Pictures within the data are to be left out; everything else must be reproduced exactly.
================================
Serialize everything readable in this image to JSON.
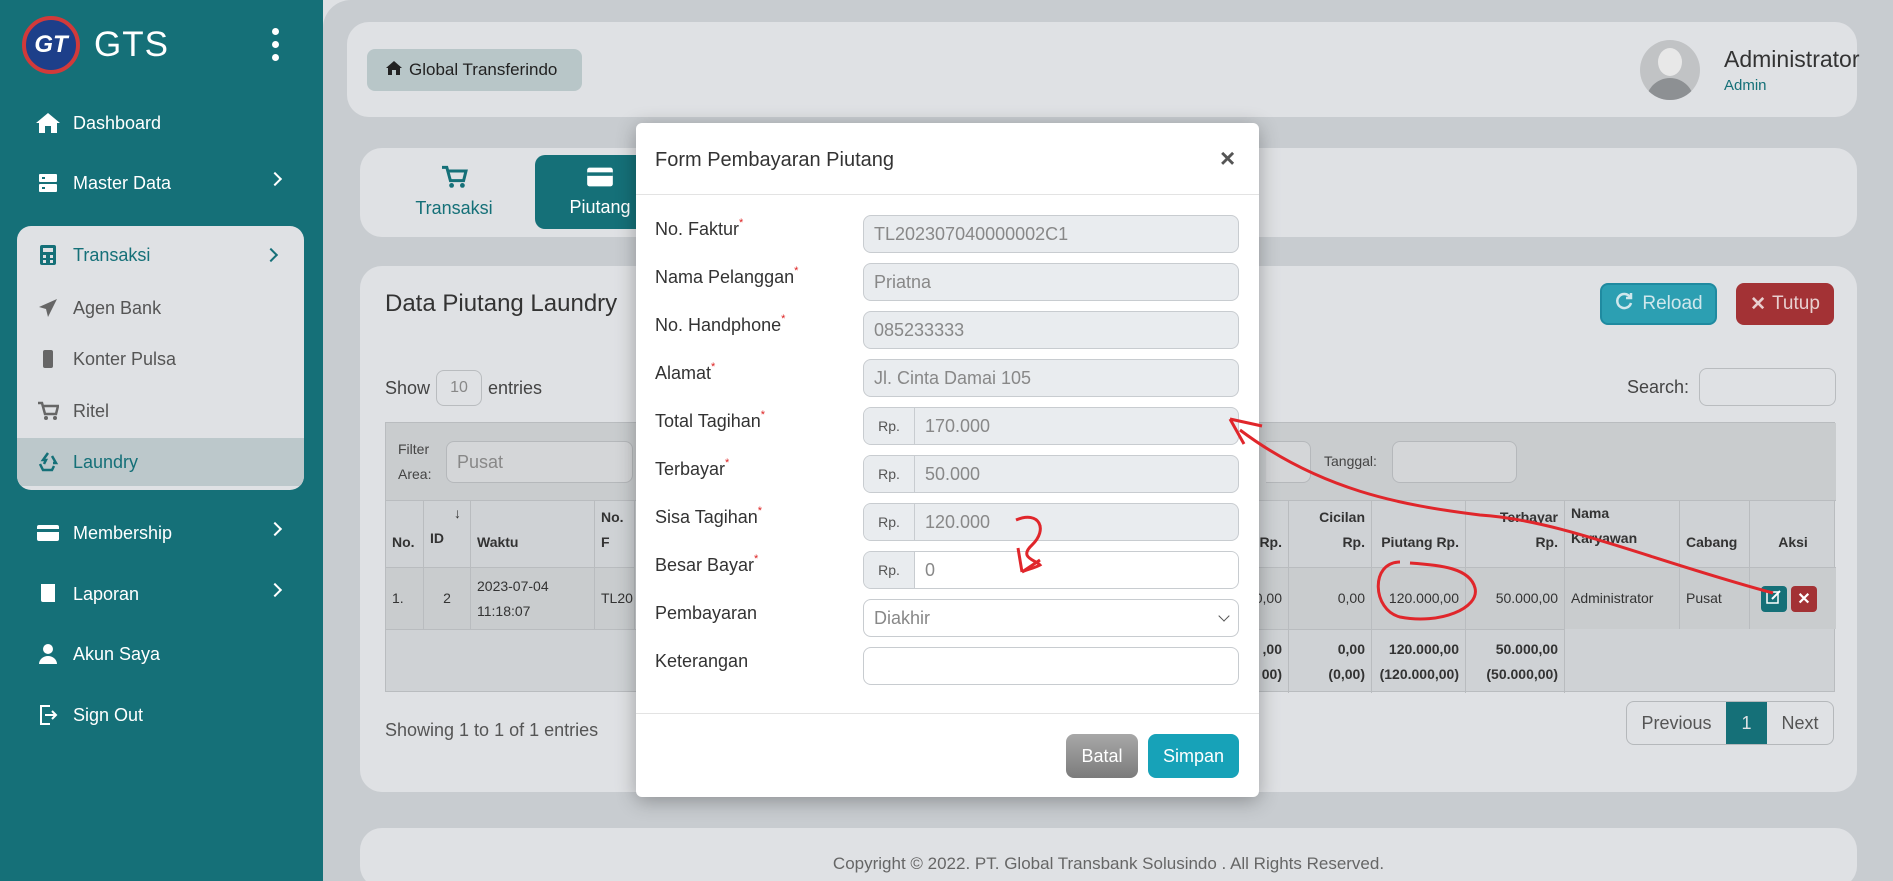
{
  "sidebar": {
    "brand": "GTS",
    "logo_text": "GT",
    "items": {
      "dashboard": "Dashboard",
      "master_data": "Master Data",
      "transaksi": "Transaksi",
      "agen_bank": "Agen Bank",
      "konter_pulsa": "Konter Pulsa",
      "ritel": "Ritel",
      "laundry": "Laundry",
      "membership": "Membership",
      "laporan": "Laporan",
      "akun_saya": "Akun Saya",
      "sign_out": "Sign Out"
    }
  },
  "header": {
    "home_button": "Global Transferindo",
    "user_name": "Administrator",
    "user_role": "Admin"
  },
  "tabs": {
    "transaksi": "Transaksi",
    "piutang": "Piutang"
  },
  "page": {
    "title": "Data Piutang Laundry",
    "reload": "Reload",
    "tutup": "Tutup",
    "show_label": "Show",
    "entries_value": "10",
    "entries_label": "entries",
    "search_label": "Search:",
    "filter_label_1": "Filter",
    "filter_label_2": "Area:",
    "filter_area": "Pusat",
    "tanggal_label": "Tanggal:",
    "showing": "Showing 1 to 1 of 1 entries",
    "pager": {
      "prev": "Previous",
      "page": "1",
      "next": "Next"
    },
    "footer": "Copyright © 2022. PT. Global Transbank Solusindo . All Rights Reserved."
  },
  "table": {
    "headers": {
      "no": "No.",
      "id": "ID",
      "waktu": "Waktu",
      "no_f": "No. F",
      "rp": "Rp.",
      "cicilan": "Cicilan",
      "cicilan2": "Rp.",
      "piutang": "Piutang Rp.",
      "terbayar": "Terbayar",
      "terbayar2": "Rp.",
      "nama1": "Nama",
      "nama2": "Karyawan",
      "cabang": "Cabang",
      "aksi": "Aksi",
      "sort": "↓"
    },
    "row": {
      "no": "1.",
      "id": "2",
      "waktu1": "2023-07-04",
      "waktu2": "11:18:07",
      "no_f": "TL20",
      "rp": "0,00",
      "cicilan": "0,00",
      "piutang": "120.000,00",
      "terbayar": "50.000,00",
      "karyawan": "Administrator",
      "cabang": "Pusat"
    },
    "footer": {
      "rp1": ",00",
      "rp2": "00)",
      "cicilan1": "0,00",
      "cicilan2": "(0,00)",
      "piutang1": "120.000,00",
      "piutang2": "(120.000,00)",
      "terbayar1": "50.000,00",
      "terbayar2": "(50.000,00)"
    }
  },
  "modal": {
    "title": "Form Pembayaran Piutang",
    "close": "×",
    "fields": {
      "no_faktur": {
        "label": "No. Faktur",
        "value": "TL202307040000002C1"
      },
      "nama_pelanggan": {
        "label": "Nama Pelanggan",
        "value": "Priatna"
      },
      "no_handphone": {
        "label": "No. Handphone",
        "value": "085233333"
      },
      "alamat": {
        "label": "Alamat",
        "value": "Jl. Cinta Damai 105"
      },
      "total_tagihan": {
        "label": "Total Tagihan",
        "prefix": "Rp.",
        "value": "170.000"
      },
      "terbayar": {
        "label": "Terbayar",
        "prefix": "Rp.",
        "value": "50.000"
      },
      "sisa_tagihan": {
        "label": "Sisa Tagihan",
        "prefix": "Rp.",
        "value": "120.000"
      },
      "besar_bayar": {
        "label": "Besar Bayar",
        "prefix": "Rp.",
        "value": "0"
      },
      "pembayaran": {
        "label": "Pembayaran",
        "value": "Diakhir"
      },
      "keterangan": {
        "label": "Keterangan",
        "value": ""
      }
    },
    "required_mark": "*",
    "batal": "Batal",
    "simpan": "Simpan"
  },
  "colors": {
    "sidebar": "#157078",
    "accent": "#17a2b8",
    "danger": "#a33235",
    "annotation": "#e0262b"
  }
}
================================
**Result of this task:**
Serialize everything readable in this image to JSON.
{
  "sidebar": {
    "brand": "GTS",
    "logo_text": "GT",
    "items": {
      "dashboard": "Dashboard",
      "master_data": "Master Data",
      "transaksi": "Transaksi",
      "agen_bank": "Agen Bank",
      "konter_pulsa": "Konter Pulsa",
      "ritel": "Ritel",
      "laundry": "Laundry",
      "membership": "Membership",
      "laporan": "Laporan",
      "akun_saya": "Akun Saya",
      "sign_out": "Sign Out"
    }
  },
  "header": {
    "home_button": "Global Transferindo",
    "user_name": "Administrator",
    "user_role": "Admin"
  },
  "tabs": {
    "transaksi": "Transaksi",
    "piutang": "Piutang"
  },
  "page": {
    "title": "Data Piutang Laundry",
    "reload": "Reload",
    "tutup": "Tutup",
    "show_label": "Show",
    "entries_value": "10",
    "entries_label": "entries",
    "search_label": "Search:",
    "filter_label_1": "Filter",
    "filter_label_2": "Area:",
    "filter_area": "Pusat",
    "tanggal_label": "Tanggal:",
    "showing": "Showing 1 to 1 of 1 entries",
    "pager": {
      "prev": "Previous",
      "page": "1",
      "next": "Next"
    },
    "footer": "Copyright © 2022. PT. Global Transbank Solusindo . All Rights Reserved."
  },
  "table": {
    "headers": {
      "no": "No.",
      "id": "ID",
      "waktu": "Waktu",
      "no_f": "No. F",
      "rp": "Rp.",
      "cicilan": "Cicilan",
      "cicilan2": "Rp.",
      "piutang": "Piutang Rp.",
      "terbayar": "Terbayar",
      "terbayar2": "Rp.",
      "nama1": "Nama",
      "nama2": "Karyawan",
      "cabang": "Cabang",
      "aksi": "Aksi",
      "sort": "↓"
    },
    "row": {
      "no": "1.",
      "id": "2",
      "waktu1": "2023-07-04",
      "waktu2": "11:18:07",
      "no_f": "TL20",
      "rp": "0,00",
      "cicilan": "0,00",
      "piutang": "120.000,00",
      "terbayar": "50.000,00",
      "karyawan": "Administrator",
      "cabang": "Pusat"
    },
    "footer": {
      "rp1": ",00",
      "rp2": "00)",
      "cicilan1": "0,00",
      "cicilan2": "(0,00)",
      "piutang1": "120.000,00",
      "piutang2": "(120.000,00)",
      "terbayar1": "50.000,00",
      "terbayar2": "(50.000,00)"
    }
  },
  "modal": {
    "title": "Form Pembayaran Piutang",
    "close": "×",
    "fields": {
      "no_faktur": {
        "label": "No. Faktur",
        "value": "TL202307040000002C1"
      },
      "nama_pelanggan": {
        "label": "Nama Pelanggan",
        "value": "Priatna"
      },
      "no_handphone": {
        "label": "No. Handphone",
        "value": "085233333"
      },
      "alamat": {
        "label": "Alamat",
        "value": "Jl. Cinta Damai 105"
      },
      "total_tagihan": {
        "label": "Total Tagihan",
        "prefix": "Rp.",
        "value": "170.000"
      },
      "terbayar": {
        "label": "Terbayar",
        "prefix": "Rp.",
        "value": "50.000"
      },
      "sisa_tagihan": {
        "label": "Sisa Tagihan",
        "prefix": "Rp.",
        "value": "120.000"
      },
      "besar_bayar": {
        "label": "Besar Bayar",
        "prefix": "Rp.",
        "value": "0"
      },
      "pembayaran": {
        "label": "Pembayaran",
        "value": "Diakhir"
      },
      "keterangan": {
        "label": "Keterangan",
        "value": ""
      }
    },
    "required_mark": "*",
    "batal": "Batal",
    "simpan": "Simpan"
  },
  "colors": {
    "sidebar": "#157078",
    "accent": "#17a2b8",
    "danger": "#a33235",
    "annotation": "#e0262b"
  }
}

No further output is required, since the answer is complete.